AIM OF THE TASK:
Put each line of the listing below into a Markdown table with the columns "Row" and "Line", numbering the rows and skipping any blank lines. Leave the pictures out of the table.

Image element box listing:
· · · ·

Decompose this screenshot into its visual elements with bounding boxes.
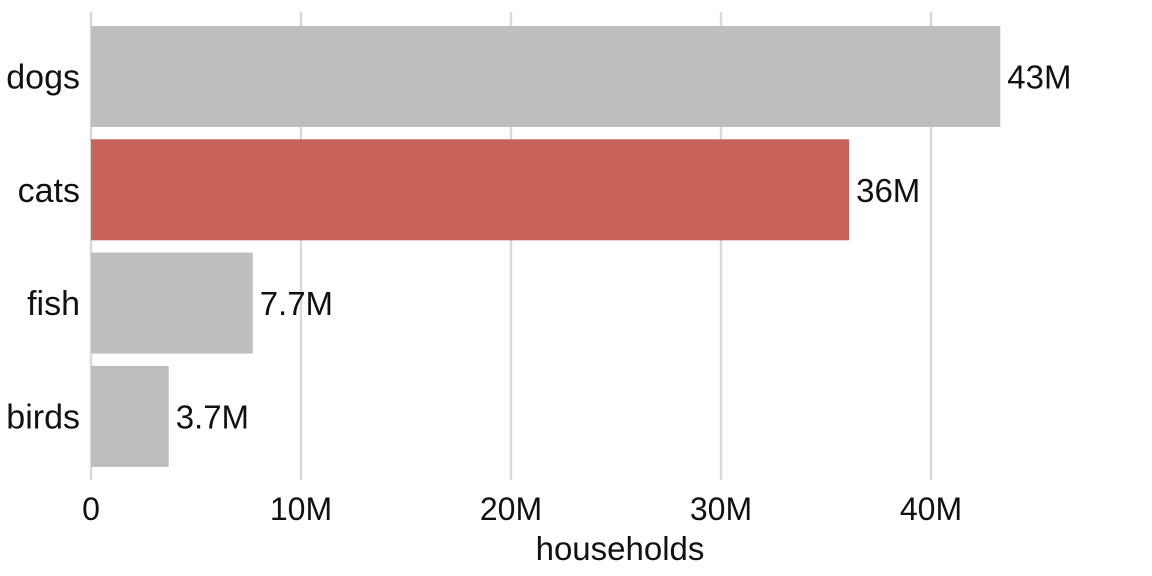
x-tick-label-0: 0 (82, 491, 100, 527)
value-label-birds: 3.7M (176, 398, 249, 435)
bar-birds (91, 365, 169, 467)
x-tick-label-3: 30M (690, 491, 752, 527)
value-labels: 43M 36M 7.7M 3.7M (176, 59, 1072, 436)
category-label-fish: fish (27, 285, 80, 323)
x-axis-ticks: 0 10M 20M 30M 40M (82, 491, 962, 527)
category-label-dogs: dogs (6, 59, 80, 97)
value-label-fish: 7.7M (260, 285, 333, 322)
x-tick-label-1: 10M (270, 491, 332, 527)
value-label-dogs: 43M (1007, 59, 1071, 96)
bar-fish (91, 252, 253, 354)
category-label-cats: cats (18, 172, 80, 210)
category-labels: dogs cats fish birds (6, 59, 80, 437)
value-label-cats: 36M (856, 172, 920, 209)
x-axis-title: households (536, 530, 705, 567)
x-tick-label-2: 20M (480, 491, 542, 527)
x-tick-label-4: 40M (900, 491, 962, 527)
bar-dogs (91, 26, 1001, 127)
category-label-birds: birds (6, 398, 80, 436)
bar-cats (91, 139, 850, 241)
bars (91, 26, 1001, 467)
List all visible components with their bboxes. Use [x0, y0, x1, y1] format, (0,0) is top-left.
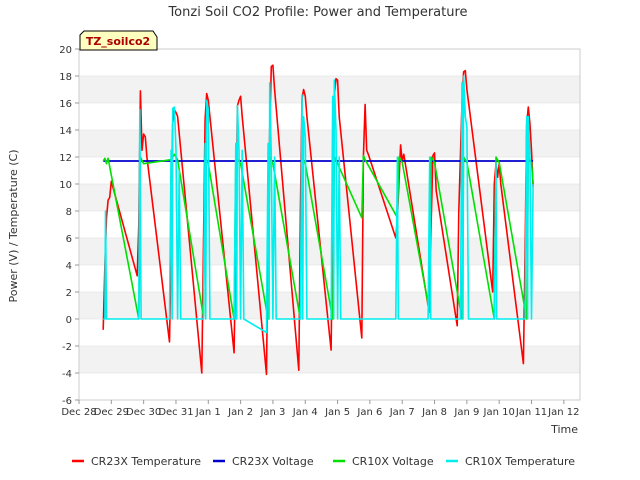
y-tick-label: 14 [59, 126, 72, 137]
series-line-cr10x-temperature [103, 75, 534, 334]
x-tick-label: Dec 31 [158, 407, 193, 418]
x-tick-label: Dec 28 [61, 407, 96, 418]
site-label-box: TZ_soilco2 [79, 30, 158, 51]
y-tick-label: 6 [66, 234, 72, 245]
series-lines [102, 64, 534, 376]
y-tick-label: -2 [62, 342, 72, 353]
grid-band [79, 130, 580, 157]
x-tick-label: Jan 7 [389, 407, 415, 418]
grid-band [79, 103, 580, 130]
legend-label: CR23X Temperature [91, 455, 201, 468]
x-tick-label: Jan 11 [515, 407, 547, 418]
grid-band [79, 373, 580, 400]
y-tick-label: -6 [62, 396, 72, 407]
grid-band [79, 49, 580, 76]
y-tick-label: 2 [66, 288, 72, 299]
grid-band [79, 238, 580, 265]
x-tick-label: Jan 2 [227, 407, 253, 418]
y-ticks: -6 -4 -2 0 2 4 6 8 10 12 14 16 18 20 [59, 45, 79, 407]
grid-band [79, 346, 580, 373]
x-tick-label: Jan 10 [483, 407, 515, 418]
grid-band [79, 76, 580, 103]
y-tick-label: 18 [59, 72, 72, 83]
legend-label: CR10X Temperature [465, 455, 575, 468]
x-tick-label: Jan 1 [195, 407, 221, 418]
grid-bands [79, 49, 580, 401]
chart-title: Tonzi Soil CO2 Profile: Power and Temper… [167, 5, 467, 20]
x-tick-label: Jan 5 [324, 407, 350, 418]
y-tick-label: 16 [59, 99, 72, 110]
x-axis-label: Time [550, 423, 578, 436]
legend: CR23X Temperature CR23X Voltage CR10X Volt… [72, 455, 575, 468]
legend-label: CR10X Voltage [352, 455, 434, 468]
x-tick-label: Jan 8 [421, 407, 447, 418]
y-tick-label: 12 [59, 153, 72, 164]
y-tick-label: 10 [59, 180, 72, 191]
legend-label: CR23X Voltage [232, 455, 314, 468]
y-tick-label: -4 [62, 369, 72, 380]
y-tick-label: 0 [66, 315, 72, 326]
x-tick-label: Dec 30 [126, 407, 161, 418]
x-tick-label: Dec 29 [94, 407, 129, 418]
grid-band [79, 265, 580, 292]
y-tick-label: 8 [66, 207, 72, 218]
x-tick-label: Jan 4 [292, 407, 318, 418]
x-tick-label: Jan 6 [356, 407, 382, 418]
y-tick-label: 4 [66, 261, 72, 272]
grid-band [79, 292, 580, 319]
y-tick-label: 20 [59, 45, 72, 56]
plot-frame [78, 48, 581, 401]
y-axis-label: Power (V) / Temperature (C) [7, 149, 20, 302]
x-tick-label: Jan 12 [547, 407, 579, 418]
site-label: TZ_soilco2 [86, 35, 150, 48]
x-tick-label: Jan 3 [259, 407, 285, 418]
x-tick-label: Jan 9 [453, 407, 479, 418]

· · · ·

EXERCISE RESPONSE:
| Row | Line |
|---|---|
| 1 | Decompose this screenshot into its visual elements with bounding boxes. |
| 2 | x-tick-label-0: 0 (82, 491, 100, 527) |
| 3 | value-label-birds: 3.7M (176, 398, 249, 435) |
| 4 | bar-birds (91, 365, 169, 467) |
| 5 | x-tick-label-3: 30M (690, 491, 752, 527) |
| 6 | value-labels: 43M 36M 7.7M 3.7M (176, 59, 1072, 436) |
| 7 | category-label-fish: fish (27, 285, 80, 323) |
| 8 | x-axis-ticks: 0 10M 20M 30M 40M (82, 491, 962, 527) |
| 9 | category-label-dogs: dogs (6, 59, 80, 97) |
| 10 | value-label-fish: 7.7M (260, 285, 333, 322) |
| 11 | x-tick-label-1: 10M (270, 491, 332, 527) |
| 12 | value-label-dogs: 43M (1007, 59, 1071, 96) |
| 13 | bar-fish (91, 252, 253, 354) |
| 14 | category-label-cats: cats (18, 172, 80, 210) |
| 15 | category-labels: dogs cats fish birds (6, 59, 80, 437) |
| 16 | value-label-cats: 36M (856, 172, 920, 209) |
| 17 | x-axis-title: households (536, 530, 705, 567) |
| 18 | x-tick-label-2: 20M (480, 491, 542, 527) |
| 19 | x-tick-label-4: 40M (900, 491, 962, 527) |
| 20 | bar-dogs (91, 26, 1001, 127) |
| 21 | category-label-birds: birds (6, 398, 80, 436) |
| 22 | bar-cats (91, 139, 850, 241) |
| 23 | bars (91, 26, 1001, 467) |
| 24 | List all visible components with their bboxes. Use [x0, y0, x1, y1] format, (0,0) is top-left. |
| 25 | y-tick-label: 14 [59, 126, 72, 137] |
| 26 | series-line-cr10x-temperature [103, 75, 534, 334] |
| 27 | x-tick-label: Dec 31 [158, 407, 193, 418] |
| 28 | x-tick-label: Dec 28 [61, 407, 96, 418] |
| 29 | site-label-box: TZ_soilco2 [79, 30, 158, 51] |
| 30 | y-tick-label: 6 [66, 234, 72, 245] |
| 31 | series-lines [102, 64, 534, 376] |
| 32 | y-tick-label: -2 [62, 342, 72, 353] |
| 33 | grid-band [79, 130, 580, 157] |
| 34 | x-tick-label: Jan 7 [389, 407, 415, 418] |
| 35 | grid-band [79, 103, 580, 130] |
| 36 | legend-label: CR23X Temperature [91, 455, 201, 468] |
| 37 | x-tick-label: Jan 11 [515, 407, 547, 418] |
| 38 | grid-band [79, 373, 580, 400] |
| 39 | y-tick-label: -6 [62, 396, 72, 407] |
| 40 | grid-band [79, 49, 580, 76] |
| 41 | y-tick-label: 2 [66, 288, 72, 299] |
| 42 | grid-band [79, 238, 580, 265] |
| 43 | x-tick-label: Jan 2 [227, 407, 253, 418] |
| 44 | y-ticks: -6 -4 -2 0 2 4 6 8 10 12 14 16 18 20 [59, 45, 79, 407] |
| 45 | grid-band [79, 346, 580, 373] |
| 46 | x-tick-label: Jan 10 [483, 407, 515, 418] |
| 47 | grid-band [79, 76, 580, 103] |
| 48 | y-tick-label: 18 [59, 72, 72, 83] |
| 49 | legend-label: CR10X Temperature [465, 455, 575, 468] |
| 50 | x-tick-label: Jan 1 [195, 407, 221, 418] |
| 51 | grid-bands [79, 49, 580, 401] |
| 52 | chart-title: Tonzi Soil CO2 Profile: Power and Temper… [167, 5, 467, 20] |
| 53 | x-tick-label: Jan 5 [324, 407, 350, 418] |
| 54 | y-tick-label: 16 [59, 99, 72, 110] |
| 55 | x-axis-label: Time [550, 423, 578, 436] |
| 56 | legend: CR23X Temperature CR23X Voltage CR10X Volt… [72, 455, 575, 468] |
| 57 | legend-label: CR10X Voltage [352, 455, 434, 468] |
| 58 | x-tick-label: Jan 8 [421, 407, 447, 418] |
| 59 | y-tick-label: 12 [59, 153, 72, 164] |
| 60 | y-tick-label: 10 [59, 180, 72, 191] |
| 61 | legend-label: CR23X Voltage [232, 455, 314, 468] |
| 62 | y-tick-label: -4 [62, 369, 72, 380] |
| 63 | y-tick-label: 0 [66, 315, 72, 326] |
| 64 | x-tick-label: Dec 30 [126, 407, 161, 418] |
| 65 | x-tick-label: Dec 29 [94, 407, 129, 418] |
| 66 | grid-band [79, 265, 580, 292] |
| 67 | y-tick-label: 8 [66, 207, 72, 218] |
| 68 | x-tick-label: Jan 4 [292, 407, 318, 418] |
| 69 | x-tick-label: Jan 6 [356, 407, 382, 418] |
| 70 | y-tick-label: 4 [66, 261, 72, 272] |
| 71 | grid-band [79, 292, 580, 319] |
| 72 | y-tick-label: 20 [59, 45, 72, 56] |
| 73 | plot-frame [78, 48, 581, 401] |
| 74 | y-axis-label: Power (V) / Temperature (C) [7, 149, 20, 302] |
| 75 | x-tick-label: Jan 12 [547, 407, 579, 418] |
| 76 | site-label: TZ_soilco2 [86, 35, 150, 48] |
| 77 | x-tick-label: Jan 3 [259, 407, 285, 418] |
| 78 | x-tick-label: Jan 9 [453, 407, 479, 418] |